Copy the material word for word, starting at the line that contains "stat-companies: 33444 კომპანია" and ending at the line that contains "258, 563, 279]", with both of those lines included.
━━━ MATERIAL SHOWN ━━━
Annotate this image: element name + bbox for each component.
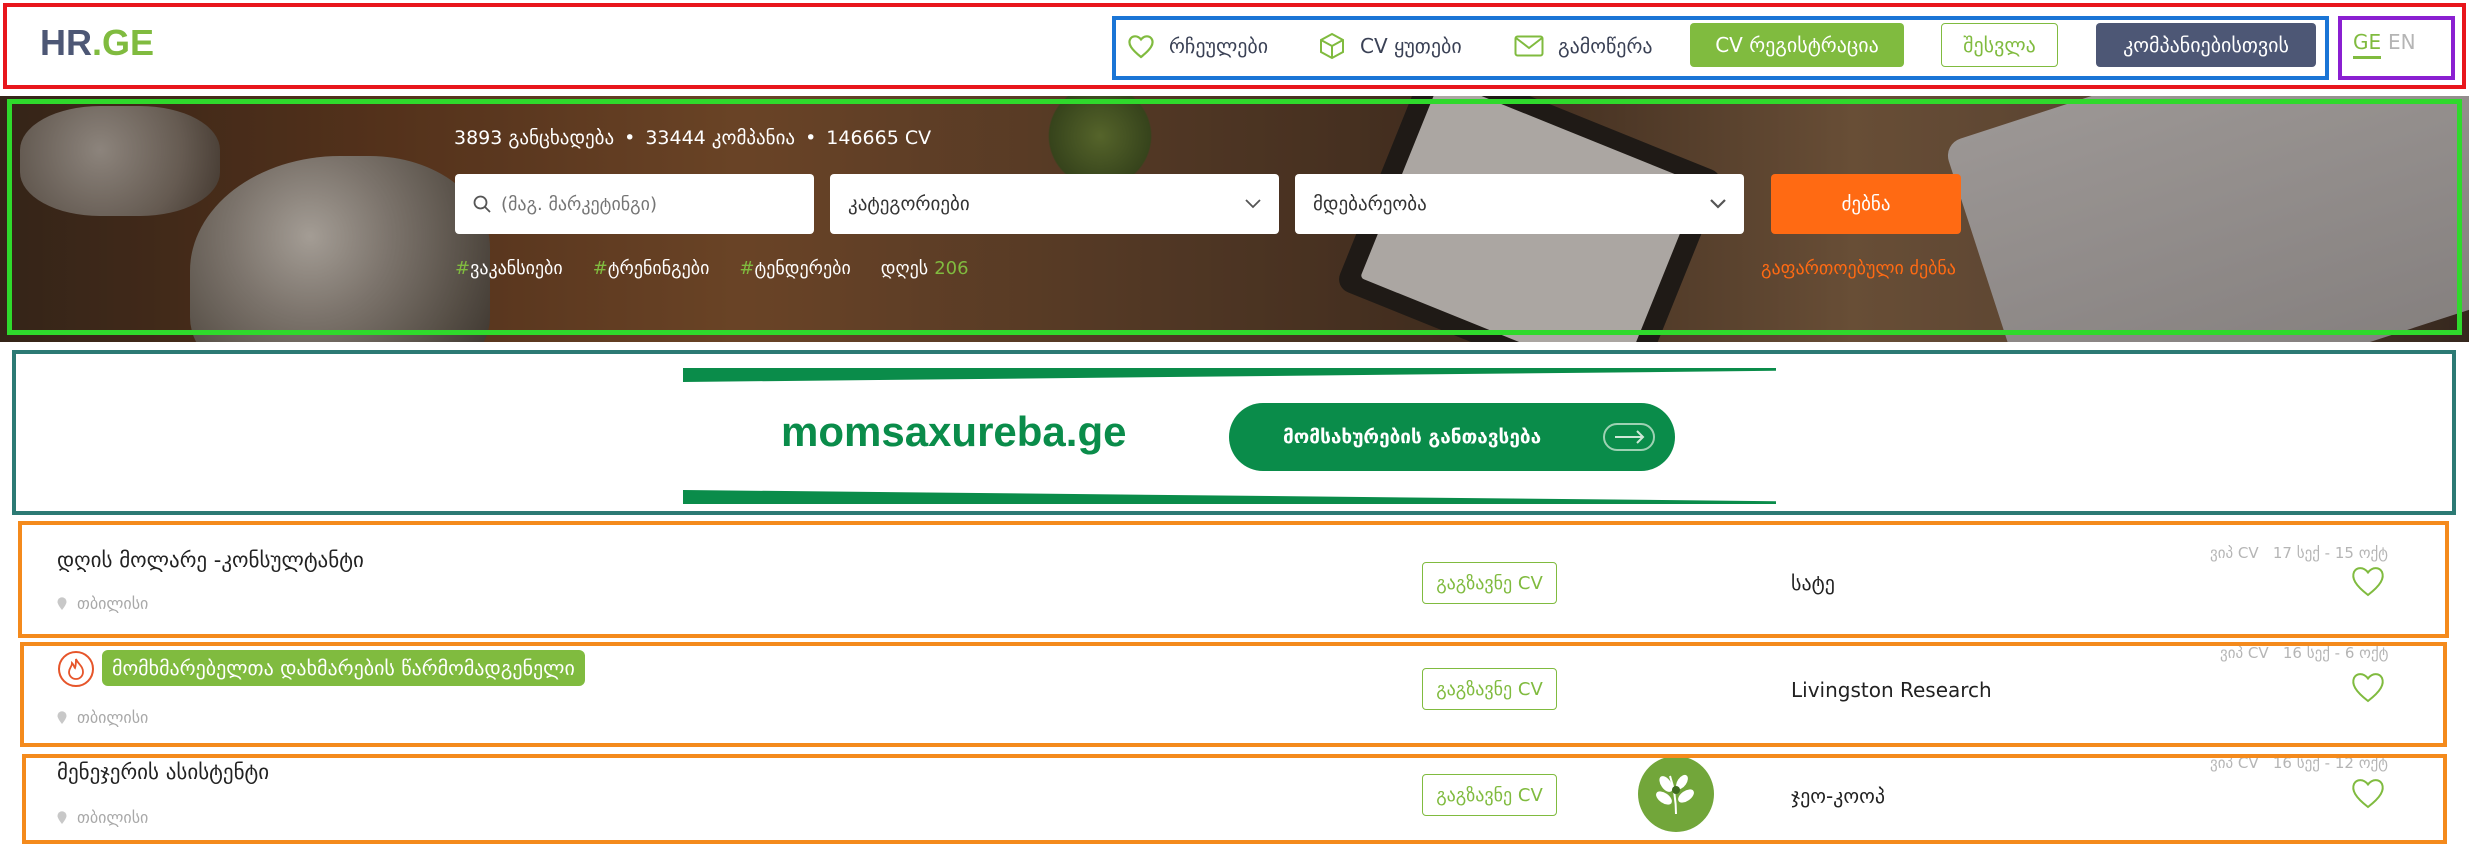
stat-companies: 33444 კომპანია bbox=[645, 127, 796, 149]
search-button[interactable]: ძებნა bbox=[1771, 174, 1961, 234]
job-meta: ვიპ CV 16 სექ - 6 ოქტ bbox=[2220, 644, 2389, 662]
envelope-icon bbox=[1514, 35, 1544, 57]
advanced-search-link[interactable]: გაფართოებული ძებნა bbox=[1761, 258, 1956, 279]
stat-applications: 3893 განცხადება bbox=[454, 127, 615, 149]
location-pin-icon bbox=[57, 710, 67, 724]
send-cv-button[interactable]: გაგზავნე CV bbox=[1422, 774, 1557, 816]
quick-tags: #ვაკანსიები #ტრენინგები #ტენდერები დღეს 2… bbox=[455, 258, 999, 279]
lang-en[interactable]: EN bbox=[2388, 30, 2416, 54]
job-location: თბილისი bbox=[57, 708, 148, 727]
nav-subscribe-label: გამოწერა bbox=[1558, 34, 1653, 58]
banner-cta-label: მომსახურების განთავსება bbox=[1283, 426, 1542, 448]
nav-favorites[interactable]: რჩეულები bbox=[1127, 26, 1268, 66]
chevron-down-icon bbox=[1710, 199, 1726, 209]
location-pin-icon bbox=[57, 810, 67, 824]
hero-search: 3893 განცხადება • 33444 კომპანია • 146665 CV… bbox=[0, 96, 2469, 342]
banner-stripe-bottom bbox=[683, 490, 1776, 504]
tag-vacancies[interactable]: #ვაკანსიები bbox=[455, 258, 563, 279]
nav-subscribe[interactable]: გამოწერა bbox=[1514, 26, 1653, 66]
chevron-down-icon bbox=[1245, 199, 1261, 209]
for-companies-button[interactable]: კომპანიებისთვის bbox=[2096, 23, 2316, 67]
cv-registration-button[interactable]: CV რეგისტრაცია bbox=[1690, 23, 1904, 67]
heart-icon bbox=[1128, 35, 1154, 59]
lang-ge[interactable]: GE bbox=[2353, 30, 2382, 59]
job-row[interactable]: დღის მოლარე -კონსულტანტი თბილისი გაგზავნ… bbox=[20, 524, 2449, 634]
banner-brand: momsaxureba.ge bbox=[781, 408, 1127, 455]
job-title[interactable]: მომხმარებელთა დახმარების წარმომადგენელი bbox=[102, 650, 585, 686]
location-pin-icon bbox=[57, 596, 67, 610]
search-icon bbox=[473, 195, 491, 213]
nav-favorites-label: რჩეულები bbox=[1169, 34, 1269, 58]
top-header: HR.GE რჩეულები CV ყუთები გამოწერა CV რეგ… bbox=[0, 0, 2469, 92]
banner-cta-button[interactable]: მომსახურების განთავსება bbox=[1229, 403, 1675, 471]
job-meta: ვიპ CV 16 სექ - 12 ოქტ bbox=[2210, 754, 2388, 772]
arrow-right-icon bbox=[1603, 423, 1655, 451]
tag-tenders[interactable]: #ტენდერები bbox=[739, 258, 850, 279]
nav-cv-boxes-label: CV ყუთები bbox=[1360, 34, 1462, 58]
heart-icon[interactable] bbox=[2350, 670, 2386, 704]
nav-cv-boxes[interactable]: CV ყუთები bbox=[1318, 26, 1462, 66]
logo[interactable]: HR.GE bbox=[40, 22, 154, 64]
banner-stripe-top bbox=[683, 368, 1776, 382]
company-name[interactable]: სატე bbox=[1791, 571, 1835, 595]
job-meta: ვიპ CV 17 სექ - 15 ოქტ bbox=[2210, 544, 2388, 562]
logo-hr: HR bbox=[40, 22, 92, 63]
box-icon bbox=[1320, 32, 1344, 60]
search-field[interactable] bbox=[455, 174, 814, 234]
fire-icon bbox=[58, 651, 94, 687]
heart-icon[interactable] bbox=[2350, 776, 2386, 810]
logo-ge: .GE bbox=[92, 22, 155, 63]
today-count[interactable]: დღეს 206 bbox=[881, 258, 969, 279]
send-cv-button[interactable]: გაგზავნე CV bbox=[1422, 562, 1557, 604]
site-stats: 3893 განცხადება • 33444 კომპანია • 146665 CV bbox=[454, 127, 932, 149]
company-logo-olive-icon[interactable] bbox=[1638, 756, 1714, 832]
job-row[interactable]: მომხმარებელთა დახმარების წარმომადგენელი … bbox=[20, 644, 2449, 744]
send-cv-button[interactable]: გაგზავნე CV bbox=[1422, 668, 1557, 710]
job-location: თბილისი bbox=[57, 594, 148, 613]
ad-banner[interactable]: momsaxureba.ge მომსახურების განთავსება bbox=[683, 368, 1776, 504]
job-row[interactable]: მენეჯერის ასისტენტი თბილისი გაგზავნე CV … bbox=[20, 754, 2449, 842]
company-name[interactable]: Livingston Research bbox=[1791, 678, 1992, 702]
category-select[interactable]: კატეგორიები bbox=[830, 174, 1279, 234]
heart-icon[interactable] bbox=[2350, 564, 2386, 598]
category-select-label: კატეგორიები bbox=[848, 193, 970, 215]
company-name[interactable]: ჯეო-კოოპ bbox=[1791, 784, 1885, 808]
job-title[interactable]: დღის მოლარე -კონსულტანტი bbox=[57, 548, 364, 572]
location-select[interactable]: მდებარეობა bbox=[1295, 174, 1744, 234]
job-location: თბილისი bbox=[57, 808, 148, 827]
job-title[interactable]: მენეჯერის ასისტენტი bbox=[57, 760, 269, 784]
stat-cv: 146665 CV bbox=[826, 127, 932, 149]
location-select-label: მდებარეობა bbox=[1313, 193, 1427, 215]
login-button[interactable]: შესვლა bbox=[1941, 23, 2058, 67]
search-input[interactable] bbox=[501, 193, 801, 215]
tag-trainings[interactable]: #ტრენინგები bbox=[593, 258, 710, 279]
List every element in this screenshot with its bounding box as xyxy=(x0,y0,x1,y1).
━━━
### TASK SOLUTION
stat-companies: 33444 კომპანია bbox=[645, 127, 796, 149]
search-button[interactable]: ძებნა bbox=[1771, 174, 1961, 234]
job-meta: ვიპ CV 16 სექ - 6 ოქტ bbox=[2220, 644, 2389, 662]
envelope-icon bbox=[1514, 35, 1544, 57]
advanced-search-link[interactable]: გაფართოებული ძებნა bbox=[1761, 258, 1956, 279]
stat-applications: 3893 განცხადება bbox=[454, 127, 615, 149]
location-pin-icon bbox=[57, 710, 67, 724]
send-cv-button[interactable]: გაგზავნე CV bbox=[1422, 774, 1557, 816]
quick-tags: #ვაკანსიები #ტრენინგები #ტენდერები დღეს 2… bbox=[455, 258, 999, 279]
lang-en[interactable]: EN bbox=[2388, 30, 2416, 54]
job-location: თბილისი bbox=[57, 708, 148, 727]
nav-subscribe-label: გამოწერა bbox=[1558, 34, 1653, 58]
banner-cta-label: მომსახურების განთავსება bbox=[1283, 426, 1542, 448]
nav-favorites[interactable]: რჩეულები bbox=[1127, 26, 1268, 66]
chevron-down-icon bbox=[1710, 199, 1726, 209]
location-pin-icon bbox=[57, 810, 67, 824]
hero-search: 3893 განცხადება • 33444 კომპანია • 146665 CV… bbox=[0, 96, 2469, 342]
banner-stripe-bottom bbox=[683, 490, 1776, 504]
tag-vacancies[interactable]: #ვაკანსიები bbox=[455, 258, 563, 279]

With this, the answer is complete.